→ THE EXERCISE: All of the material should be reproduced exactly, with pictures left out.

→ RECORD SET:
[start]
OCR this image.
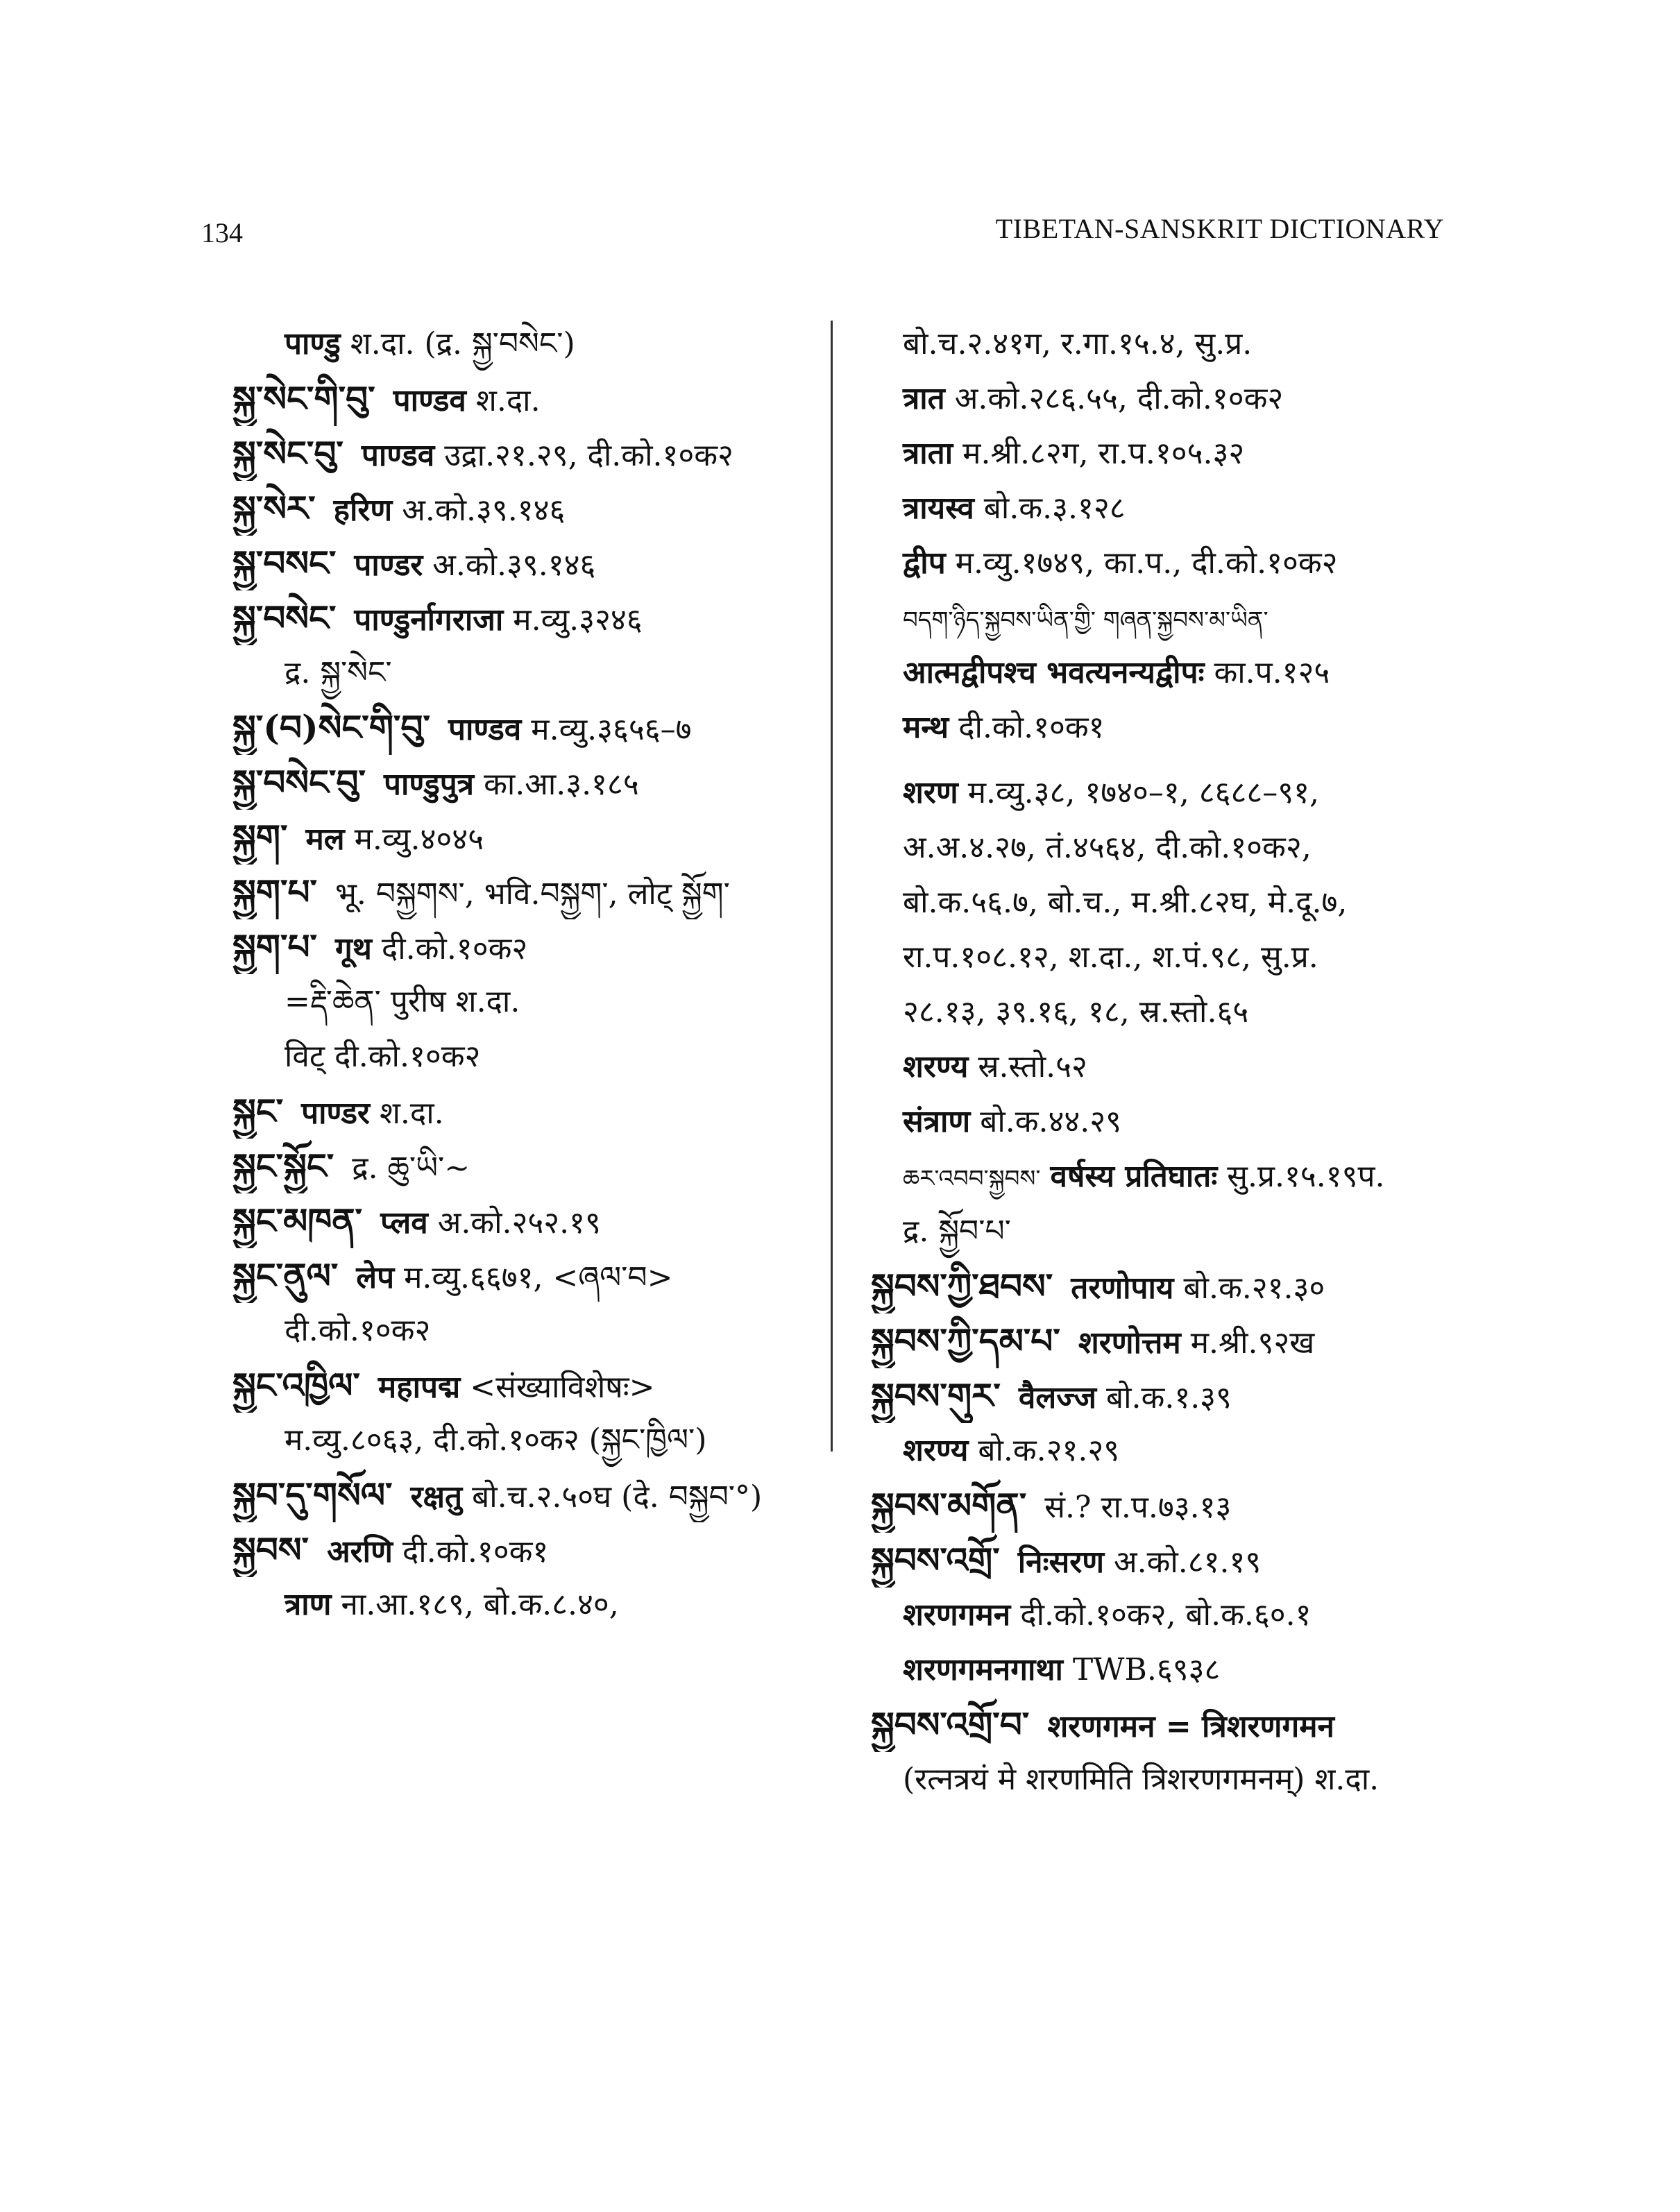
134	TIBETAN-SANSKRIT DICTIONARY
पाण्डु श.दा. (द्र. སྐྱ་བསེང་)
སྐྱ་སེང་གི་བུ་ पाण्डव श.दा.
སྐྱ་སེང་བུ་ पाण्डव उद्रा.२१.२९, दी.को.१०क२
སྐྱ་སེར་ हरिण अ.को.३९.१४६
སྐྱ་བསང་ पाण्डर अ.को.३९.१४६
སྐྱ་བསེང་ पाण्डुर्नागराजा म.व्यु.३२४६
द्र. སྐྱ་སེང་
སྐྱ་(བ)སེང་གི་བུ་ पाण्डव म.व्यु.३६५६–७
སྐྱ་བསེང་བུ་ पाण्डुपुत्र का.आ.३.१८५
སྐྱག་ मल म.व्यु.४०४५
སྐྱག་པ་ भू. བསྐྱགས་, भवि.བསྐྱག་, लोट् སྐྱོག་
སྐྱག་པ་ गूथ दी.को.१०क२
=རྡི་ཆེན་ पुरीष श.दा.
विट् दी.को.१०क२
སྐྱང་ पाण्डर श.दा.
སྐྱང་སྐྱོང་ द्र. ཆུ་ཡི་~
སྐྱང་མཁན་ प्लव अ.को.२५२.१९
སྐྱང་ནུལ་ लेप म.व्यु.६६७१, <ཞལ་བ>
दी.को.१०क२
སྐྱང་འཁྱིལ་ महापद्म <संख्याविशेषः>
म.व्यु.८०६३, दी.को.१०क२ (སྐྱང་ཁྱིལ་)
སྐྱབ་དུ་གསོལ་ रक्षतु बो.च.२.५०घ (दे. བསྐྱབ་°)
སྐྱབས་ अरणि दी.को.१०क१
त्राण ना.आ.१८९, बो.क.८.४०,
बो.च.२.४१ग, र.गा.१५.४, सु.प्र.
त्रात अ.को.२८६.५५, दी.को.१०क२
त्राता म.श्री.८२ग, रा.प.१०५.३२
त्रायस्व बो.क.३.१२८
द्वीप म.व्यु.१७४९, का.प., दी.को.१०क२
བདག་ཉིད་སྐྱབས་ཡིན་གྱི་ གཞན་སྐྱབས་མ་ཡིན་
आत्मद्वीपश्च भवत्यनन्यद्वीपः का.प.१२५
मन्थ दी.को.१०क१
शरण म.व्यु.३८, १७४०–१, ८६८८–९१,
अ.अ.४.२७, तं.४५६४, दी.को.१०क२,
बो.क.५६.७, बो.च., म.श्री.८२घ, मे.दू.७,
रा.प.१०८.१२, श.दा., श.पं.९८, सु.प्र.
२८.१३, ३९.१६, १८, स्र.स्तो.६५
शरण्य स्र.स्तो.५२
संत्राण बो.क.४४.२९
ཆར་འབབ་སྐྱབས་ वर्षस्य प्रतिघातः सु.प्र.१५.१९प.
द्र. སྐྱོབ་པ་
སྐྱབས་ཀྱི་ཐབས་ तरणोपाय बो.क.२१.३०
སྐྱབས་ཀྱི་དམ་པ་ शरणोत्तम म.श्री.९२ख
སྐྱབས་གུར་ वैलज्ज बो.क.१.३९
शरण्य बो.क.२१.२९
སྐྱབས་མགོན་ सं.? रा.प.७३.१३
སྐྱབས་འགྲོ་ निःसरण अ.को.८१.१९
शरणगमन दी.को.१०क२, बो.क.६०.१
शरणगमनगाथा TWB.६९३८
སྐྱབས་འགྲོ་བ་ शरणगमन = त्रिशरणगमन
(रत्नत्रयं मे शरणमिति त्रिशरणगमनम्) श.दा.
[end]
→ THE RESPONSE:
OCR this image.
134	TIBETAN-SANSKRIT DICTIONARY
पाण्डु श.दा. (द्र. སྐྱ་བསེང་)
སྐྱ་སེང་གི་བུ་ पाण्डव श.दा.
སྐྱ་སེང་བུ་ पाण्डव उद्रा.२१.२९, दी.को.१०क२
སྐྱ་སེར་ हरिण अ.को.३९.१४६
སྐྱ་བསང་ पाण्डर अ.को.३९.१४६
སྐྱ་བསེང་ पाण्डुर्नागराजा म.व्यु.३२४६
द्र. སྐྱ་སེང་
སྐྱ་(བ)སེང་གི་བུ་ पाण्डव म.व्यु.३६५६–७
སྐྱ་བསེང་བུ་ पाण्डुपुत्र का.आ.३.१८५
སྐྱག་ मल म.व्यु.४०४५
སྐྱག་པ་ भू. བསྐྱགས་, भवि.བསྐྱག་, लोट् སྐྱོག་
སྐྱག་པ་ गूथ दी.को.१०क२
=རྡི་ཆེན་ पुरीष श.दा.
विट् दी.को.१०क२
སྐྱང་ पाण्डर श.दा.
སྐྱང་སྐྱོང་ द्र. ཆུ་ཡི་~
སྐྱང་མཁན་ प्लव अ.को.२५२.१९
སྐྱང་ནུལ་ लेप म.व्यु.६६७१, <ཞལ་བ>
दी.को.१०क२
སྐྱང་འཁྱིལ་ महापद्म <संख्याविशेषः>
म.व्यु.८०६३, दी.को.१०क२ (སྐྱང་ཁྱིལ་)
སྐྱབ་དུ་གསོལ་ रक्षतु बो.च.२.५०घ (दे. བསྐྱབ་°)
སྐྱབས་ अरणि दी.को.१०क१
त्राण ना.आ.१८९, बो.क.८.४०,
बो.च.२.४१ग, र.गा.१५.४, सु.प्र.
त्रात अ.को.२८६.५५, दी.को.१०क२
त्राता म.श्री.८२ग, रा.प.१०५.३२
त्रायस्व बो.क.३.१२८
द्वीप म.व्यु.१७४९, का.प., दी.को.१०क२
བདག་ཉིད་སྐྱབས་ཡིན་གྱི་ གཞན་སྐྱབས་མ་ཡིན་
आत्मद्वीपश्च भवत्यनन्यद्वीपः का.प.१२५
मन्थ दी.को.१०क१
शरण म.व्यु.३८, १७४०–१, ८६८८–९१,
अ.अ.४.२७, तं.४५६४, दी.को.१०क२,
बो.क.५६.७, बो.च., म.श्री.८२घ, मे.दू.७,
रा.प.१०८.१२, श.दा., श.पं.९८, सु.प्र.
२८.१३, ३९.१६, १८, स्र.स्तो.६५
शरण्य स्र.स्तो.५२
संत्राण बो.क.४४.२९
ཆར་འབབ་སྐྱབས་ वर्षस्य प्रतिघातः सु.प्र.१५.१९प.
द्र. སྐྱོབ་པ་
སྐྱབས་ཀྱི་ཐབས་ तरणोपाय बो.क.२१.३०
སྐྱབས་ཀྱི་དམ་པ་ शरणोत्तम म.श्री.९२ख
སྐྱབས་གུར་ वैलज्ज बो.क.१.३९
शरण्य बो.क.२१.२९
སྐྱབས་མགོན་ सं.? रा.प.७३.१३
སྐྱབས་འགྲོ་ निःसरण अ.को.८१.१९
शरणगमन दी.को.१०क२, बो.क.६०.१
शरणगमनगाथा TWB.६९३८
སྐྱབས་འགྲོ་བ་ शरणगमन = त्रिशरणगमन
(रत्नत्रयं मे शरणमिति त्रिशरणगमनम्) श.दा.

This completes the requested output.